■ MATERIALS PROVIDED
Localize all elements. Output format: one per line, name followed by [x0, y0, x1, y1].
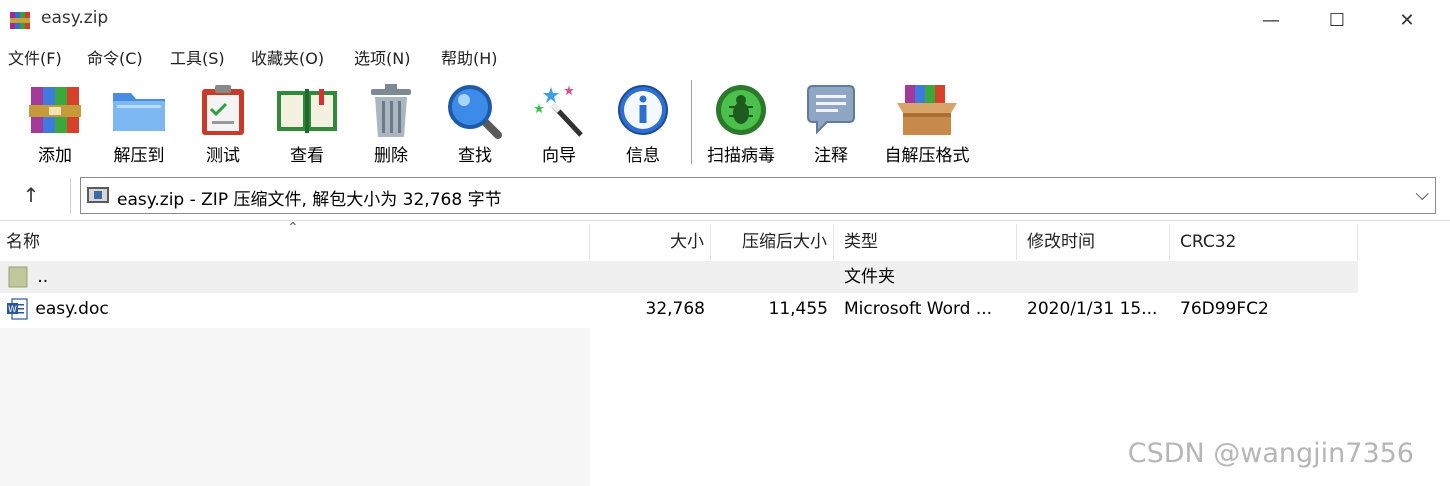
sfx-label: 自解压格式	[884, 146, 970, 166]
svg-text:W: W	[8, 305, 17, 315]
menu-options[interactable]: 选项(N)	[354, 45, 410, 69]
view-button[interactable]: 查看	[262, 73, 352, 168]
clipboard-check-icon	[202, 85, 244, 135]
watermark: CSDN @wangjin7356	[1127, 438, 1414, 469]
name-cell: ..	[0, 261, 590, 293]
address-divider	[70, 178, 71, 214]
column-type[interactable]: 类型	[834, 224, 1017, 260]
sfx-box-icon	[897, 85, 957, 135]
magnifier-icon	[448, 85, 502, 139]
modified-cell	[1017, 261, 1170, 293]
file-name: easy.doc	[35, 299, 109, 319]
size-cell	[590, 261, 711, 293]
minimize-button[interactable]: —	[1236, 0, 1306, 40]
toolbar-separator	[691, 80, 692, 164]
menu-favorites[interactable]: 收藏夹(O)	[251, 45, 324, 69]
crc-cell: 76D99FC2	[1180, 299, 1269, 319]
delete-label: 删除	[374, 146, 408, 166]
comment-icon	[807, 85, 855, 135]
address-bar[interactable]: easy.zip - ZIP 压缩文件, 解包大小为 32,768 字节 ⌵	[80, 177, 1436, 214]
find-label: 查找	[458, 146, 492, 166]
extract-to-label: 解压到	[113, 146, 165, 166]
virus-scan-button[interactable]: 扫描病毒	[696, 73, 786, 168]
packed-cell: 11,455	[768, 299, 828, 319]
size-cell: 32,768	[645, 299, 705, 319]
book-icon	[277, 89, 337, 133]
virus-scan-label: 扫描病毒	[707, 146, 775, 166]
packed-cell	[711, 261, 834, 293]
archive-icon	[86, 185, 109, 205]
word-document-icon: W	[7, 298, 28, 320]
window-title: easy.zip	[41, 8, 109, 28]
list-item[interactable]: W easy.doc 32,768 11,455 Microsoft Word …	[0, 293, 1358, 325]
address-text: easy.zip - ZIP 压缩文件, 解包大小为 32,768 字节	[117, 190, 502, 210]
comment-button[interactable]: 注释	[786, 73, 876, 168]
winrar-app-icon	[9, 9, 31, 31]
menu-tools[interactable]: 工具(S)	[170, 45, 225, 69]
column-crc32[interactable]: CRC32	[1170, 224, 1358, 260]
column-name[interactable]: 名称	[0, 224, 590, 260]
type-cell: 文件夹	[844, 267, 895, 287]
add-label: 添加	[38, 146, 72, 166]
test-label: 测试	[206, 146, 240, 166]
wizard-button[interactable]: 向导	[514, 73, 604, 168]
column-size[interactable]: 大小	[590, 224, 711, 260]
sfx-button[interactable]: 自解压格式	[872, 73, 982, 168]
menu-bar: 文件(F) 命令(C) 工具(S) 收藏夹(O) 选项(N) 帮助(H)	[0, 45, 1450, 71]
column-packed-size[interactable]: 压缩后大小	[711, 224, 834, 260]
comment-label: 注释	[814, 146, 848, 166]
folder-up-icon	[8, 266, 28, 288]
toolbar: 添加 解压到 测试 查看 删除 查找 向导 信息 扫描病毒 注释 自解压格式	[10, 73, 1440, 168]
menu-file[interactable]: 文件(F)	[8, 45, 62, 69]
add-archive-icon	[29, 87, 81, 133]
view-label: 查看	[290, 146, 324, 166]
list-empty-area[interactable]	[0, 328, 590, 486]
menu-commands[interactable]: 命令(C)	[87, 45, 143, 69]
file-name: ..	[37, 267, 49, 287]
bug-scan-icon	[716, 85, 766, 135]
type-cell: Microsoft Word ...	[844, 299, 993, 319]
list-divider	[0, 220, 1450, 221]
magic-wand-icon	[534, 85, 583, 137]
add-button[interactable]: 添加	[10, 73, 100, 168]
info-button[interactable]: 信息	[598, 73, 688, 168]
wizard-label: 向导	[542, 146, 576, 166]
maximize-button[interactable]: ☐	[1302, 0, 1372, 40]
test-button[interactable]: 测试	[178, 73, 268, 168]
trash-icon	[371, 84, 411, 137]
folder-icon	[113, 93, 165, 131]
close-button[interactable]: ✕	[1372, 0, 1442, 40]
menu-help[interactable]: 帮助(H)	[441, 45, 498, 69]
info-icon	[618, 85, 668, 135]
info-label: 信息	[626, 146, 660, 166]
column-modified[interactable]: 修改时间	[1017, 224, 1170, 260]
column-header-row: 名称 大小 压缩后大小 类型 修改时间 CRC32	[0, 224, 1358, 260]
find-button[interactable]: 查找	[430, 73, 520, 168]
title-bar: easy.zip — ☐ ✕	[0, 0, 1450, 40]
chevron-down-icon[interactable]: ⌵	[1415, 184, 1429, 205]
modified-cell: 2020/1/31 15...	[1027, 299, 1158, 319]
up-folder-button[interactable]: ↑	[14, 178, 48, 212]
list-item[interactable]: .. 文件夹	[0, 261, 1358, 293]
extract-to-button[interactable]: 解压到	[94, 73, 184, 168]
delete-button[interactable]: 删除	[346, 73, 436, 168]
name-cell: W easy.doc	[0, 293, 590, 325]
crc-cell	[1170, 261, 1358, 293]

■ THE TASK
Output all the material above exactly once more, leaving every picture out.

■ OUTPUT OF THE TASK
Localize all elements. Output format: one per line, name followed by [x0, y0, x1, y1].
sfx-label: 自解压格式	[884, 146, 970, 166]
svg-text:W: W	[8, 305, 17, 315]
menu-options[interactable]: 选项(N)	[354, 45, 410, 69]
view-button[interactable]: 查看	[262, 73, 352, 168]
clipboard-check-icon	[202, 85, 244, 135]
watermark: CSDN @wangjin7356	[1127, 438, 1414, 469]
name-cell: ..	[0, 261, 590, 293]
address-divider	[70, 178, 71, 214]
column-type[interactable]: 类型	[834, 224, 1017, 260]
sfx-box-icon	[897, 85, 957, 135]
magnifier-icon	[448, 85, 502, 139]
modified-cell	[1017, 261, 1170, 293]
file-name: easy.doc	[35, 299, 109, 319]
size-cell	[590, 261, 711, 293]
minimize-button[interactable]: —	[1236, 0, 1306, 40]
toolbar-separator	[691, 80, 692, 164]
menu-favorites[interactable]: 收藏夹(O)	[251, 45, 324, 69]
crc-cell: 76D99FC2	[1180, 299, 1269, 319]
delete-label: 删除	[374, 146, 408, 166]
comment-icon	[807, 85, 855, 135]
address-bar[interactable]: easy.zip - ZIP 压缩文件, 解包大小为 32,768 字节 ⌵	[80, 177, 1436, 214]
find-label: 查找	[458, 146, 492, 166]
extract-to-label: 解压到	[113, 146, 165, 166]
virus-scan-button[interactable]: 扫描病毒	[696, 73, 786, 168]
packed-cell: 11,455	[768, 299, 828, 319]
size-cell: 32,768	[645, 299, 705, 319]
book-icon	[277, 89, 337, 133]
virus-scan-label: 扫描病毒	[707, 146, 775, 166]
packed-cell	[711, 261, 834, 293]
archive-icon	[86, 185, 109, 205]
word-document-icon: W	[7, 298, 28, 320]
window-title: easy.zip	[41, 8, 109, 28]
list-item[interactable]: W easy.doc 32,768 11,455 Microsoft Word …	[0, 293, 1358, 325]
address-text: easy.zip - ZIP 压缩文件, 解包大小为 32,768 字节	[117, 190, 502, 210]
comment-button[interactable]: 注释	[786, 73, 876, 168]
winrar-app-icon	[9, 9, 31, 31]
menu-tools[interactable]: 工具(S)	[170, 45, 225, 69]
column-crc32[interactable]: CRC32	[1170, 224, 1358, 260]
column-name[interactable]: 名称	[0, 224, 590, 260]
type-cell: 文件夹	[844, 267, 895, 287]
add-label: 添加	[38, 146, 72, 166]
test-label: 测试	[206, 146, 240, 166]
wizard-button[interactable]: 向导	[514, 73, 604, 168]
column-size[interactable]: 大小	[590, 224, 711, 260]
sfx-button[interactable]: 自解压格式	[872, 73, 982, 168]
menu-bar: 文件(F) 命令(C) 工具(S) 收藏夹(O) 选项(N) 帮助(H)	[0, 45, 1450, 71]
column-packed-size[interactable]: 压缩后大小	[711, 224, 834, 260]
comment-label: 注释	[814, 146, 848, 166]
folder-up-icon	[8, 266, 28, 288]
toolbar: 添加 解压到 测试 查看 删除 查找 向导 信息 扫描病毒 注释 自解压格式	[10, 73, 1440, 168]
menu-file[interactable]: 文件(F)	[8, 45, 62, 69]
add-archive-icon	[29, 87, 81, 133]
view-label: 查看	[290, 146, 324, 166]
list-empty-area[interactable]	[0, 328, 590, 486]
menu-commands[interactable]: 命令(C)	[87, 45, 143, 69]
file-name: ..	[37, 267, 49, 287]
bug-scan-icon	[716, 85, 766, 135]
type-cell: Microsoft Word ...	[844, 299, 993, 319]
list-divider	[0, 220, 1450, 221]
magic-wand-icon	[534, 85, 583, 137]
add-button[interactable]: 添加	[10, 73, 100, 168]
info-button[interactable]: 信息	[598, 73, 688, 168]
wizard-label: 向导	[542, 146, 576, 166]
maximize-button[interactable]: ☐	[1302, 0, 1372, 40]
test-button[interactable]: 测试	[178, 73, 268, 168]
trash-icon	[371, 84, 411, 137]
folder-icon	[113, 93, 165, 131]
close-button[interactable]: ✕	[1372, 0, 1442, 40]
menu-help[interactable]: 帮助(H)	[441, 45, 498, 69]
info-icon	[618, 85, 668, 135]
info-label: 信息	[626, 146, 660, 166]
column-modified[interactable]: 修改时间	[1017, 224, 1170, 260]
column-header-row: 名称 大小 压缩后大小 类型 修改时间 CRC32	[0, 224, 1358, 260]
find-button[interactable]: 查找	[430, 73, 520, 168]
title-bar: easy.zip — ☐ ✕	[0, 0, 1450, 40]
chevron-down-icon[interactable]: ⌵	[1415, 184, 1429, 205]
modified-cell: 2020/1/31 15...	[1027, 299, 1158, 319]
up-folder-button[interactable]: ↑	[14, 178, 48, 212]
list-item[interactable]: .. 文件夹	[0, 261, 1358, 293]
extract-to-button[interactable]: 解压到	[94, 73, 184, 168]
delete-button[interactable]: 删除	[346, 73, 436, 168]
name-cell: W easy.doc	[0, 293, 590, 325]
crc-cell	[1170, 261, 1358, 293]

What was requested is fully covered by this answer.